→ STATED EXERCISE
Filter the records below for the word "xlabel". Copy each line that holds it.

— Start SUPPLIED MATERIAL —

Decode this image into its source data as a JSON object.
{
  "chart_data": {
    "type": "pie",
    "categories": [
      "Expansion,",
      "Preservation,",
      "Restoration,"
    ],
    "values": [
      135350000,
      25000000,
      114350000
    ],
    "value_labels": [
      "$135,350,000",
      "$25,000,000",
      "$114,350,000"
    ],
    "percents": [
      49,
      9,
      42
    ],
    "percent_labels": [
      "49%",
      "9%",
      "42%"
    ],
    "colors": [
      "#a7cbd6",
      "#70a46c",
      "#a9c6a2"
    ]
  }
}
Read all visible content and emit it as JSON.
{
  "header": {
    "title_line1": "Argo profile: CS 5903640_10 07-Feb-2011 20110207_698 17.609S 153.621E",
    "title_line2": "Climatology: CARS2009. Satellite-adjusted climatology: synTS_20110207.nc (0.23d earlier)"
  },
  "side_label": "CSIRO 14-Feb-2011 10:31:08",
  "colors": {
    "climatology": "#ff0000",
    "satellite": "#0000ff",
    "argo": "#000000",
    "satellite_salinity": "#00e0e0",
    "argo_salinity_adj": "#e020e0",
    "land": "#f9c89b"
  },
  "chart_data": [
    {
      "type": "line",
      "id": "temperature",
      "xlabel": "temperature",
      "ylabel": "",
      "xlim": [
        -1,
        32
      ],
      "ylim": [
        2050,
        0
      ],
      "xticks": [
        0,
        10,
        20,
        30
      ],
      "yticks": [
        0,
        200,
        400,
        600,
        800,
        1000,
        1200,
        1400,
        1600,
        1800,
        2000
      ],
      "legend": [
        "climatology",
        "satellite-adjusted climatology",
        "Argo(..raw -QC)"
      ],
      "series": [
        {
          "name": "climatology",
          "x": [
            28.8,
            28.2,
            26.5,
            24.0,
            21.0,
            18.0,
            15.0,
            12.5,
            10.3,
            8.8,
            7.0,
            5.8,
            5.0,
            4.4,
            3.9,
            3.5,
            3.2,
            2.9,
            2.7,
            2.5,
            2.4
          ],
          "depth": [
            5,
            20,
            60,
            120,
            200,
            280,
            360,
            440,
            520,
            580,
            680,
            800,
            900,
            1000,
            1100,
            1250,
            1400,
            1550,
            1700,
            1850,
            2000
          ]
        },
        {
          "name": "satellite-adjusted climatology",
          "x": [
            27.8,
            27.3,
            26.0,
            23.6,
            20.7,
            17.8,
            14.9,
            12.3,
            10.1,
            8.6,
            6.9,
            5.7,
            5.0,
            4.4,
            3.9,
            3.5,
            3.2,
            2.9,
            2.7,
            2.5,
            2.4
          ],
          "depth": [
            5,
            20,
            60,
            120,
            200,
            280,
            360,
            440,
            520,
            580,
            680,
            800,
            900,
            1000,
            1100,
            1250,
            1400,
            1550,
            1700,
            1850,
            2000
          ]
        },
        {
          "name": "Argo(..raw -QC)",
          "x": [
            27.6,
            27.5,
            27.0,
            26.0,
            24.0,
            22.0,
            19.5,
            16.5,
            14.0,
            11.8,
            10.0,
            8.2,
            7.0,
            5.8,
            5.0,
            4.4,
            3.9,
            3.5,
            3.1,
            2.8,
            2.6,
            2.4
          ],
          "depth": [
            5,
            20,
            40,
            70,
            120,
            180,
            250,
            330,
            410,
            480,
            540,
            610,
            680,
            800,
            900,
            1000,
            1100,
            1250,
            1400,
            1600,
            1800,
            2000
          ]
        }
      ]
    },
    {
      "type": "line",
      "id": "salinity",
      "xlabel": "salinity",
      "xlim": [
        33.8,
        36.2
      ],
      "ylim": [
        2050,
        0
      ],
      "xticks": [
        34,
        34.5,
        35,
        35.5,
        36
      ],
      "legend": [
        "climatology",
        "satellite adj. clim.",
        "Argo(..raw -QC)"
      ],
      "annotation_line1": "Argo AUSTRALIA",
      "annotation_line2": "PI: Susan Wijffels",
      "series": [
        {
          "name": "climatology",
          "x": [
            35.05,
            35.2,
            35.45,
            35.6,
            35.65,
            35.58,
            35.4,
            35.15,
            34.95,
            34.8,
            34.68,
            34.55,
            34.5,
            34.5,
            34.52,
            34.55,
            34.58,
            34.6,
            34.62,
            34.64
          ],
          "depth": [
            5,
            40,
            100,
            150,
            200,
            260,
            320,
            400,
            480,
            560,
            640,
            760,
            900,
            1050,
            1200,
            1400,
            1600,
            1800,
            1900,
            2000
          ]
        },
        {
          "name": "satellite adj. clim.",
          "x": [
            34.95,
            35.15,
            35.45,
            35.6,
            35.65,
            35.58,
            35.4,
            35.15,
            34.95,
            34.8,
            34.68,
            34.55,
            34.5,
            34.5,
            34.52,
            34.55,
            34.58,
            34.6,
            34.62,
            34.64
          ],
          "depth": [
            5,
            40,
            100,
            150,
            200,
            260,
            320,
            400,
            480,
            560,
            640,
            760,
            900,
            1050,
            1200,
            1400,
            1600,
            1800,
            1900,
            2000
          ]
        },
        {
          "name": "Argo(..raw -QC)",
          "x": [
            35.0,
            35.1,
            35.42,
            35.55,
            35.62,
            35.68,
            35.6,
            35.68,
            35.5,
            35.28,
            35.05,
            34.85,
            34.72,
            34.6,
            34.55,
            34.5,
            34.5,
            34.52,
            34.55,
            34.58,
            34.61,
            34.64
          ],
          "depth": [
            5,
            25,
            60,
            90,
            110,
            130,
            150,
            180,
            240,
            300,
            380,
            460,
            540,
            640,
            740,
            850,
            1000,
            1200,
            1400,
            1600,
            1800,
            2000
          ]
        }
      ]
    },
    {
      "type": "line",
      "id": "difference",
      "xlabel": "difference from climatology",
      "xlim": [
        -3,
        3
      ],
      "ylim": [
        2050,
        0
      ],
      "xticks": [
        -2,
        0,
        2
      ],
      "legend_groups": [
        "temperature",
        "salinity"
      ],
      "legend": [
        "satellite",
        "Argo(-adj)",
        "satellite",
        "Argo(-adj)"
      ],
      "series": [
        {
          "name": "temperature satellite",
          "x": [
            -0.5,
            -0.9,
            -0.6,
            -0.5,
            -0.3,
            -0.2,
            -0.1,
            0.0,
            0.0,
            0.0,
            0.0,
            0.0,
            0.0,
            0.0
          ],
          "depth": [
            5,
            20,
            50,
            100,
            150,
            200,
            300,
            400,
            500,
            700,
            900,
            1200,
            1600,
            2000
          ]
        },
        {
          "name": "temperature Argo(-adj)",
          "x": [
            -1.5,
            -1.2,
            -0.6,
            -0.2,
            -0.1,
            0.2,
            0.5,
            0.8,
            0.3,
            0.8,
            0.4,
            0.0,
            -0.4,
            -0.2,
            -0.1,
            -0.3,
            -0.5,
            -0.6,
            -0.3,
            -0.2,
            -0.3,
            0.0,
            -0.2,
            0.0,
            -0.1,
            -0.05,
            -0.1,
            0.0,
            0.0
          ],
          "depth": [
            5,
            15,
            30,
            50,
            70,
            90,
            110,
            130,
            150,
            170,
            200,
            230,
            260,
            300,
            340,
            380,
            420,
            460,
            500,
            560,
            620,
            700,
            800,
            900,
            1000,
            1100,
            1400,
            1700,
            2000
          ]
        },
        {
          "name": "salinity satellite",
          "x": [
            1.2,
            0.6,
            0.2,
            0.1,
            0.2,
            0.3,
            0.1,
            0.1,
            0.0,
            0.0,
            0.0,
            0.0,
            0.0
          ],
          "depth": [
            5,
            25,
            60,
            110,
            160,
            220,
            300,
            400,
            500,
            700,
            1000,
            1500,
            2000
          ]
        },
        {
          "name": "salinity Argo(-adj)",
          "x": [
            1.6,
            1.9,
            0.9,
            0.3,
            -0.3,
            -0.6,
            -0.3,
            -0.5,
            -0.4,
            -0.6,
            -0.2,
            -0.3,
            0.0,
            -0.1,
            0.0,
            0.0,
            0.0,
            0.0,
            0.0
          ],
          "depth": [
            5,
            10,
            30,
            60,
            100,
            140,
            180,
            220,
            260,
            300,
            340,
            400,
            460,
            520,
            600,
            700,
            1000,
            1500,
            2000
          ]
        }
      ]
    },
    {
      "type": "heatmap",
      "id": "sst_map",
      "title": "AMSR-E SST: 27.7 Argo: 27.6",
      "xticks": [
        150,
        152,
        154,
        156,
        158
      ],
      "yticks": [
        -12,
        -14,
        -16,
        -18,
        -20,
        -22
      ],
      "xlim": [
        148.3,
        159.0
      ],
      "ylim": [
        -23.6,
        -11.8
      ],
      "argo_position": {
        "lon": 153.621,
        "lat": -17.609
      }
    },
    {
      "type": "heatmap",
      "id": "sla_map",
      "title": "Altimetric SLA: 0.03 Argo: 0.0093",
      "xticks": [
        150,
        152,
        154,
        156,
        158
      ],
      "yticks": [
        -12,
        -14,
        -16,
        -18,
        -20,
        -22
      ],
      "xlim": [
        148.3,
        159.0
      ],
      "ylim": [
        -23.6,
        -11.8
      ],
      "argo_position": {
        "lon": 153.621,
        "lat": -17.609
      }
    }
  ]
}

— End SUPPLIED MATERIAL —

→ RESULT FOR THIS TASK
      "xlabel": "temperature",
      "xlabel": "salinity",
      "xlabel": "difference from climatology",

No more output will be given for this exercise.